[Items from a figure collection]
----

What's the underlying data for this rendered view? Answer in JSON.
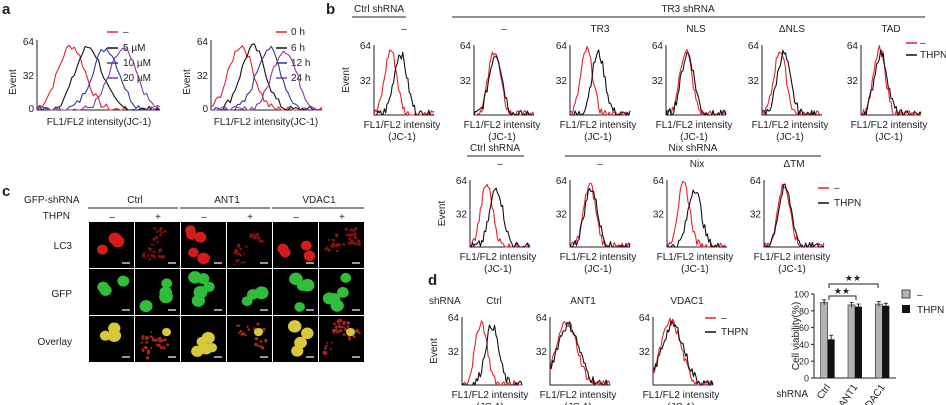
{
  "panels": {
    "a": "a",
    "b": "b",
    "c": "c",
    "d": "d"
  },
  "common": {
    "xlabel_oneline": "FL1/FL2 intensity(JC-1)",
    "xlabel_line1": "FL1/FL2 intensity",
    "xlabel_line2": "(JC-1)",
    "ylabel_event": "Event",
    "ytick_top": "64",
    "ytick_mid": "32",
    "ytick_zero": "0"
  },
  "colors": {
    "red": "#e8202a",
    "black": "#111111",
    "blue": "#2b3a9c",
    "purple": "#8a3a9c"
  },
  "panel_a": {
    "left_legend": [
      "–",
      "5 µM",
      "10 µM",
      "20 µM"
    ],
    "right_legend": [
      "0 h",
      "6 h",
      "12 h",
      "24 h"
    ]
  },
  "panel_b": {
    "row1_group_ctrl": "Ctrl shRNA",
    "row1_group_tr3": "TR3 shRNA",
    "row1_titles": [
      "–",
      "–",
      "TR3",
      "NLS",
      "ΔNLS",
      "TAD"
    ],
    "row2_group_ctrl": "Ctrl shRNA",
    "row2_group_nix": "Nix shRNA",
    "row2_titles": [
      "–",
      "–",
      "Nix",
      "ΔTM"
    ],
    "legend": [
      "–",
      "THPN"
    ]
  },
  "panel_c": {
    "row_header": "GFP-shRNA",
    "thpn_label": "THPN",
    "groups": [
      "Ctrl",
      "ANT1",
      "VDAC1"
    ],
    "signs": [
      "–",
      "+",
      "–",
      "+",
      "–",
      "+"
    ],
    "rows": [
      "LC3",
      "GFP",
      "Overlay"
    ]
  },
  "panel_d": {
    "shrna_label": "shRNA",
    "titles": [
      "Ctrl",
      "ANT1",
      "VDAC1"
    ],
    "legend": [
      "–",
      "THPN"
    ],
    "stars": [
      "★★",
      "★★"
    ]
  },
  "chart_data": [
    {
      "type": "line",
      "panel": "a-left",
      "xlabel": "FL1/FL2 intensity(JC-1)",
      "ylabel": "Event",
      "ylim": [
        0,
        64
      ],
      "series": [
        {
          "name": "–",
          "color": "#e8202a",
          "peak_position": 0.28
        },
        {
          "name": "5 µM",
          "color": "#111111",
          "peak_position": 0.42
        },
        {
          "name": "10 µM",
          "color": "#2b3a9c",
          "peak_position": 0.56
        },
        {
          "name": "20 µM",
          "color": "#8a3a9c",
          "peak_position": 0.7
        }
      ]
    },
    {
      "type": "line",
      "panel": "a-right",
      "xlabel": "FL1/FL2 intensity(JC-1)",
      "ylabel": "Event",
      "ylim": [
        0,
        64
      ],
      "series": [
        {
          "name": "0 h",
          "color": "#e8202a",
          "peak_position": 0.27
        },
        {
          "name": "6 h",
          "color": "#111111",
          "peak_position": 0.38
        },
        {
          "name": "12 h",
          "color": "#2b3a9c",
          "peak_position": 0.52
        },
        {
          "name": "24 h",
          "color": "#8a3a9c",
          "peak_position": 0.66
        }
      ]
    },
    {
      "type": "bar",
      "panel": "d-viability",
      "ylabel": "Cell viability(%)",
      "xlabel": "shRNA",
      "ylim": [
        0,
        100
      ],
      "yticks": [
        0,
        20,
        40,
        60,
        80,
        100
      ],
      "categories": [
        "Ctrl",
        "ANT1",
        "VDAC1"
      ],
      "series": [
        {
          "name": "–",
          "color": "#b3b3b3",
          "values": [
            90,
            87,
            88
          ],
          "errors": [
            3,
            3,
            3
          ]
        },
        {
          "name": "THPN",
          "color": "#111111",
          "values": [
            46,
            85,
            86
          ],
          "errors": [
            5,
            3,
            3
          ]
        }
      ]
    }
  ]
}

----

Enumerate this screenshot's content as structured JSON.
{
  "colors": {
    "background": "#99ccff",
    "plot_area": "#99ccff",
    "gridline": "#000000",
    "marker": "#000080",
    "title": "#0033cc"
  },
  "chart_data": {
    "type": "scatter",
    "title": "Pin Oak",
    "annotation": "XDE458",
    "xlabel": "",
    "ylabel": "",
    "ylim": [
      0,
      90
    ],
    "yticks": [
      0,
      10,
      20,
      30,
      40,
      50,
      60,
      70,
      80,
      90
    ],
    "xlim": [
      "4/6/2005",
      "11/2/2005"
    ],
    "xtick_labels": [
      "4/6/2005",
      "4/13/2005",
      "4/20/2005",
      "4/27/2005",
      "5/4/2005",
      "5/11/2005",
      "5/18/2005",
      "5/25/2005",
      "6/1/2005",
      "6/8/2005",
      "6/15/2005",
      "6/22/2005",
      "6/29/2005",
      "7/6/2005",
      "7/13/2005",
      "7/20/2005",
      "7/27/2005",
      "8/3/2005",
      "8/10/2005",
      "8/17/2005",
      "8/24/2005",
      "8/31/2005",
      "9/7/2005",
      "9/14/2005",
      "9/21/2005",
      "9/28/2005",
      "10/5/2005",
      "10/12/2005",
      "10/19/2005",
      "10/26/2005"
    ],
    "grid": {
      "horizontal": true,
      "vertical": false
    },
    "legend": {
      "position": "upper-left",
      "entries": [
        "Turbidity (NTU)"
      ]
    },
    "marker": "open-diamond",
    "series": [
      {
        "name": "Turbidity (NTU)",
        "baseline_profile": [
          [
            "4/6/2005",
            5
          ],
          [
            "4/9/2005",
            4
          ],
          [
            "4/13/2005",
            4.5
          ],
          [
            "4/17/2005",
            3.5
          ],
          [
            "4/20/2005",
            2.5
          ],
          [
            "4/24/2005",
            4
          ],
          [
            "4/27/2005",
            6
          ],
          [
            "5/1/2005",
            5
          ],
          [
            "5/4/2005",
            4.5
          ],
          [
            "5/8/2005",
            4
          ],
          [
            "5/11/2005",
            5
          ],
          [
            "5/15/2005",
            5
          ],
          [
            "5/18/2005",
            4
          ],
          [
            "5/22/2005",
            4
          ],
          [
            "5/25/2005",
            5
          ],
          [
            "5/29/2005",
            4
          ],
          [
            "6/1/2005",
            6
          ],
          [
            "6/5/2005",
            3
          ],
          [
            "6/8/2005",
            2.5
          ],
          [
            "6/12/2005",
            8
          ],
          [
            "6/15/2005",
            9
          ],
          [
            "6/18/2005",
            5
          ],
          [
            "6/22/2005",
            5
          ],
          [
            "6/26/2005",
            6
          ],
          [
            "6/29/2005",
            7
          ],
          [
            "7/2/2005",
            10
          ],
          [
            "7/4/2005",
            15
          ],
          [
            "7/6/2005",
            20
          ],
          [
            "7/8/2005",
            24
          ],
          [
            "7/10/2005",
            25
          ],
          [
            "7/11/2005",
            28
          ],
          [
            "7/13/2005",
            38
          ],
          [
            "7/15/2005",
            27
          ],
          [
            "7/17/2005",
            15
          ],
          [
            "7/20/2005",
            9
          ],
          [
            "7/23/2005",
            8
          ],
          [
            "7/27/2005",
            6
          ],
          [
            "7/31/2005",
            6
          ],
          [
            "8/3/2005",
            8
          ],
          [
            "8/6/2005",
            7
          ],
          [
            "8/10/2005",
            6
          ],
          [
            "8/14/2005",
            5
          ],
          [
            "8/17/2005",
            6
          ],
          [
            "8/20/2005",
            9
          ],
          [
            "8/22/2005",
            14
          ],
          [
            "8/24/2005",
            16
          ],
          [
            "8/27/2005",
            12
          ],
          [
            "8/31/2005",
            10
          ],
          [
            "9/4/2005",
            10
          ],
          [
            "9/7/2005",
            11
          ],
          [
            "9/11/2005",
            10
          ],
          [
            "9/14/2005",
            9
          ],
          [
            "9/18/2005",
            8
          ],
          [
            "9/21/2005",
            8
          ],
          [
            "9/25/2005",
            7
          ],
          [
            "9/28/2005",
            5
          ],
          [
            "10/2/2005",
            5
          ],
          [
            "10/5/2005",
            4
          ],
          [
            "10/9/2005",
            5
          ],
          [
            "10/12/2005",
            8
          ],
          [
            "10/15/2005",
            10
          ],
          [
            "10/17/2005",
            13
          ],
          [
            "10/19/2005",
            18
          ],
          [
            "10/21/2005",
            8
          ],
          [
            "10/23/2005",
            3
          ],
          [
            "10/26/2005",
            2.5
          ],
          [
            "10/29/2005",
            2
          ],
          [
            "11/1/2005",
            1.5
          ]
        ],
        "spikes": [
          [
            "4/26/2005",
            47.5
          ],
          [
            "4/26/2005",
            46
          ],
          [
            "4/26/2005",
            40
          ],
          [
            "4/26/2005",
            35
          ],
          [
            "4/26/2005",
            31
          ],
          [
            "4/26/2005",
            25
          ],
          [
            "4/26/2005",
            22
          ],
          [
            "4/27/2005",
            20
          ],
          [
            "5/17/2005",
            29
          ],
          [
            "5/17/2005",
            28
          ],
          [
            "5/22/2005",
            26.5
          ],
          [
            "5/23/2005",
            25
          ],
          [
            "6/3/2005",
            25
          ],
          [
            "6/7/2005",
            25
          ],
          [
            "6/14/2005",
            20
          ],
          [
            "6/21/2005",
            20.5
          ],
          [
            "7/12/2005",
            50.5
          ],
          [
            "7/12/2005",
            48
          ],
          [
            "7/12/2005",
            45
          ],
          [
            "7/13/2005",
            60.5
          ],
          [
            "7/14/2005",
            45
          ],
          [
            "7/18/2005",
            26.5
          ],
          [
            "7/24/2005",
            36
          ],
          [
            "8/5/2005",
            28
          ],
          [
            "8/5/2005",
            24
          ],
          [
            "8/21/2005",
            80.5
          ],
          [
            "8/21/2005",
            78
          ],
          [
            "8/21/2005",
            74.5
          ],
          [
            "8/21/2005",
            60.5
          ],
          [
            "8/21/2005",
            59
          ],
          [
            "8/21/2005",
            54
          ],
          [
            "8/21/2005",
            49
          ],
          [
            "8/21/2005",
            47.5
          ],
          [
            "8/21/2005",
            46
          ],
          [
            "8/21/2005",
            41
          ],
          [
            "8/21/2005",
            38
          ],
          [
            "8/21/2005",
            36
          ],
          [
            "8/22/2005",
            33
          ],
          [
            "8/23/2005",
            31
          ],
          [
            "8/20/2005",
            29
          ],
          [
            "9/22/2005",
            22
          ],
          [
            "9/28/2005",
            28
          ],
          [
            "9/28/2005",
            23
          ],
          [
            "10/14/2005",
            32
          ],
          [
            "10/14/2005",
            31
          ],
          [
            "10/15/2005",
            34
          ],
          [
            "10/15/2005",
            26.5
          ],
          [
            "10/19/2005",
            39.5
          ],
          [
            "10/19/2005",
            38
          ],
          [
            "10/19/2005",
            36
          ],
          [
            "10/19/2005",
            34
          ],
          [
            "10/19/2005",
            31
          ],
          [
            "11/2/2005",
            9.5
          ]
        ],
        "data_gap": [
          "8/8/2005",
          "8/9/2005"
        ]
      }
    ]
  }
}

----

What is needed – In the data above, how many lines contain the string "type"? Answer with the number only.

Answer to this task – 4